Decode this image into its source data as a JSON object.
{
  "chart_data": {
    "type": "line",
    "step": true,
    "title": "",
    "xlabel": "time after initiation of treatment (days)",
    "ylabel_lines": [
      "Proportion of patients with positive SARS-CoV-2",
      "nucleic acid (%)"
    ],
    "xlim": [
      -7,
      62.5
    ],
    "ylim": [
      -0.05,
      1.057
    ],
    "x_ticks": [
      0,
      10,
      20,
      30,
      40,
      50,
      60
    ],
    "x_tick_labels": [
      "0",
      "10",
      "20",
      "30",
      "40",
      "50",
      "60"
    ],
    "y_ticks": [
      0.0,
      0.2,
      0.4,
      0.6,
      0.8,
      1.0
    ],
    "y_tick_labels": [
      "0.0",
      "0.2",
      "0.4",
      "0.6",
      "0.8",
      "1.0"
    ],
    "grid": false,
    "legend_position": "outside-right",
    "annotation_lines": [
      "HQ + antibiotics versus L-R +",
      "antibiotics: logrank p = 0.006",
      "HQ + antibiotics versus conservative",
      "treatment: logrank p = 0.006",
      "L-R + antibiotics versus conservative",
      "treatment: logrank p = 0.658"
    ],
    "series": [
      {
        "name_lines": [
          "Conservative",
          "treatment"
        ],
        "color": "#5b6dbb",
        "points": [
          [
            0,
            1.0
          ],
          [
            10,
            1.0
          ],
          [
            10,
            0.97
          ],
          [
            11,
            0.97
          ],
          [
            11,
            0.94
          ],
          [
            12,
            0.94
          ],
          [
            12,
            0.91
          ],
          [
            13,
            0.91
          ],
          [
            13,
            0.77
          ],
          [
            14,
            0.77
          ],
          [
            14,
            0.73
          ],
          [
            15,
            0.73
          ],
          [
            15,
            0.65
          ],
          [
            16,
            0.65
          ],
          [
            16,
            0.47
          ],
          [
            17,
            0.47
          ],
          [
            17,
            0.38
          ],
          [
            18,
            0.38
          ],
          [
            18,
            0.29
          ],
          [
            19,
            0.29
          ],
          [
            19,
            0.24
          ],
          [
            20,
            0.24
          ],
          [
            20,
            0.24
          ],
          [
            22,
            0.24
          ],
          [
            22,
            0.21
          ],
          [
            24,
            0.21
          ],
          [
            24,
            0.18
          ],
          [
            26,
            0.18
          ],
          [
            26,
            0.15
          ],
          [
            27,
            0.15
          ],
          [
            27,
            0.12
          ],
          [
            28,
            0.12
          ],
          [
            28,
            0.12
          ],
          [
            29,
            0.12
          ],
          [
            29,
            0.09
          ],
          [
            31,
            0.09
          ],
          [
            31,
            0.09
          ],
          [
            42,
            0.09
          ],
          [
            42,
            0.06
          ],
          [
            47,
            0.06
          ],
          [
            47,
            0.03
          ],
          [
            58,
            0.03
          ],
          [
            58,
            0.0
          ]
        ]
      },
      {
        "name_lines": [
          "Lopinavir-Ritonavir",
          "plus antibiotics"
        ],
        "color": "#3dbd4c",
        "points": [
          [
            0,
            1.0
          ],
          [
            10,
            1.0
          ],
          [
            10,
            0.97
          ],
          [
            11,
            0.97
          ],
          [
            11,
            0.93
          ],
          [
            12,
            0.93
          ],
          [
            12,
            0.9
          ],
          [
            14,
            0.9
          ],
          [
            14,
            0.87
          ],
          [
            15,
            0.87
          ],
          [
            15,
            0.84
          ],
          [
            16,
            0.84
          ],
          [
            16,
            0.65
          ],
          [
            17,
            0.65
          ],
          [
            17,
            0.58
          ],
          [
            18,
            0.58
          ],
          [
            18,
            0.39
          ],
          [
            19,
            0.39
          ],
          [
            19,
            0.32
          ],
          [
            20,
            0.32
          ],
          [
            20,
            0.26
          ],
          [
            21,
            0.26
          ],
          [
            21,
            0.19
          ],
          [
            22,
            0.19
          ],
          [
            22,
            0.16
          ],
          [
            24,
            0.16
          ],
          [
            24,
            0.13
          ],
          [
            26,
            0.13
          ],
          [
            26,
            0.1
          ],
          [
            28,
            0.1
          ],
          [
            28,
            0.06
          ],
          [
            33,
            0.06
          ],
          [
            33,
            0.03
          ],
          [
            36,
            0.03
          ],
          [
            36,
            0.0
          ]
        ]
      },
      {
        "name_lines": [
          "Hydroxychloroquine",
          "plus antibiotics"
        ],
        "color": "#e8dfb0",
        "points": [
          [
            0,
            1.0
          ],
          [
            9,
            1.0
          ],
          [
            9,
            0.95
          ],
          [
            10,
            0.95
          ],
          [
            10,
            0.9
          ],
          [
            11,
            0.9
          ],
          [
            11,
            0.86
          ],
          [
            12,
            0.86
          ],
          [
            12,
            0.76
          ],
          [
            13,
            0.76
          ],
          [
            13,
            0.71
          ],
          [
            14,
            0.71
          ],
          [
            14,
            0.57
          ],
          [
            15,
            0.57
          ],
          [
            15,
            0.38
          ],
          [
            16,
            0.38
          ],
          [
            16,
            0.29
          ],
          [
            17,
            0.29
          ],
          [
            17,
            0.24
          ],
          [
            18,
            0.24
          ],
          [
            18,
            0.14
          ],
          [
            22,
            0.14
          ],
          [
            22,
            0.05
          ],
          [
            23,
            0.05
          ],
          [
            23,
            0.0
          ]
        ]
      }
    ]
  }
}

### Work task
Extract every record and return it verbatim.

### Exercise solution
Decode this image into its source data as a JSON object.
{
  "chart_data": {
    "type": "line",
    "step": true,
    "title": "",
    "xlabel": "time after initiation of treatment (days)",
    "ylabel_lines": [
      "Proportion of patients with positive SARS-CoV-2",
      "nucleic acid (%)"
    ],
    "xlim": [
      -7,
      62.5
    ],
    "ylim": [
      -0.05,
      1.057
    ],
    "x_ticks": [
      0,
      10,
      20,
      30,
      40,
      50,
      60
    ],
    "x_tick_labels": [
      "0",
      "10",
      "20",
      "30",
      "40",
      "50",
      "60"
    ],
    "y_ticks": [
      0.0,
      0.2,
      0.4,
      0.6,
      0.8,
      1.0
    ],
    "y_tick_labels": [
      "0.0",
      "0.2",
      "0.4",
      "0.6",
      "0.8",
      "1.0"
    ],
    "grid": false,
    "legend_position": "outside-right",
    "annotation_lines": [
      "HQ + antibiotics versus L-R +",
      "antibiotics: logrank p = 0.006",
      "HQ + antibiotics versus conservative",
      "treatment: logrank p = 0.006",
      "L-R + antibiotics versus conservative",
      "treatment: logrank p = 0.658"
    ],
    "series": [
      {
        "name_lines": [
          "Conservative",
          "treatment"
        ],
        "color": "#5b6dbb",
        "points": [
          [
            0,
            1.0
          ],
          [
            10,
            1.0
          ],
          [
            10,
            0.97
          ],
          [
            11,
            0.97
          ],
          [
            11,
            0.94
          ],
          [
            12,
            0.94
          ],
          [
            12,
            0.91
          ],
          [
            13,
            0.91
          ],
          [
            13,
            0.77
          ],
          [
            14,
            0.77
          ],
          [
            14,
            0.73
          ],
          [
            15,
            0.73
          ],
          [
            15,
            0.65
          ],
          [
            16,
            0.65
          ],
          [
            16,
            0.47
          ],
          [
            17,
            0.47
          ],
          [
            17,
            0.38
          ],
          [
            18,
            0.38
          ],
          [
            18,
            0.29
          ],
          [
            19,
            0.29
          ],
          [
            19,
            0.24
          ],
          [
            20,
            0.24
          ],
          [
            20,
            0.24
          ],
          [
            22,
            0.24
          ],
          [
            22,
            0.21
          ],
          [
            24,
            0.21
          ],
          [
            24,
            0.18
          ],
          [
            26,
            0.18
          ],
          [
            26,
            0.15
          ],
          [
            27,
            0.15
          ],
          [
            27,
            0.12
          ],
          [
            28,
            0.12
          ],
          [
            28,
            0.12
          ],
          [
            29,
            0.12
          ],
          [
            29,
            0.09
          ],
          [
            31,
            0.09
          ],
          [
            31,
            0.09
          ],
          [
            42,
            0.09
          ],
          [
            42,
            0.06
          ],
          [
            47,
            0.06
          ],
          [
            47,
            0.03
          ],
          [
            58,
            0.03
          ],
          [
            58,
            0.0
          ]
        ]
      },
      {
        "name_lines": [
          "Lopinavir-Ritonavir",
          "plus antibiotics"
        ],
        "color": "#3dbd4c",
        "points": [
          [
            0,
            1.0
          ],
          [
            10,
            1.0
          ],
          [
            10,
            0.97
          ],
          [
            11,
            0.97
          ],
          [
            11,
            0.93
          ],
          [
            12,
            0.93
          ],
          [
            12,
            0.9
          ],
          [
            14,
            0.9
          ],
          [
            14,
            0.87
          ],
          [
            15,
            0.87
          ],
          [
            15,
            0.84
          ],
          [
            16,
            0.84
          ],
          [
            16,
            0.65
          ],
          [
            17,
            0.65
          ],
          [
            17,
            0.58
          ],
          [
            18,
            0.58
          ],
          [
            18,
            0.39
          ],
          [
            19,
            0.39
          ],
          [
            19,
            0.32
          ],
          [
            20,
            0.32
          ],
          [
            20,
            0.26
          ],
          [
            21,
            0.26
          ],
          [
            21,
            0.19
          ],
          [
            22,
            0.19
          ],
          [
            22,
            0.16
          ],
          [
            24,
            0.16
          ],
          [
            24,
            0.13
          ],
          [
            26,
            0.13
          ],
          [
            26,
            0.1
          ],
          [
            28,
            0.1
          ],
          [
            28,
            0.06
          ],
          [
            33,
            0.06
          ],
          [
            33,
            0.03
          ],
          [
            36,
            0.03
          ],
          [
            36,
            0.0
          ]
        ]
      },
      {
        "name_lines": [
          "Hydroxychloroquine",
          "plus antibiotics"
        ],
        "color": "#e8dfb0",
        "points": [
          [
            0,
            1.0
          ],
          [
            9,
            1.0
          ],
          [
            9,
            0.95
          ],
          [
            10,
            0.95
          ],
          [
            10,
            0.9
          ],
          [
            11,
            0.9
          ],
          [
            11,
            0.86
          ],
          [
            12,
            0.86
          ],
          [
            12,
            0.76
          ],
          [
            13,
            0.76
          ],
          [
            13,
            0.71
          ],
          [
            14,
            0.71
          ],
          [
            14,
            0.57
          ],
          [
            15,
            0.57
          ],
          [
            15,
            0.38
          ],
          [
            16,
            0.38
          ],
          [
            16,
            0.29
          ],
          [
            17,
            0.29
          ],
          [
            17,
            0.24
          ],
          [
            18,
            0.24
          ],
          [
            18,
            0.14
          ],
          [
            22,
            0.14
          ],
          [
            22,
            0.05
          ],
          [
            23,
            0.05
          ],
          [
            23,
            0.0
          ]
        ]
      }
    ]
  }
}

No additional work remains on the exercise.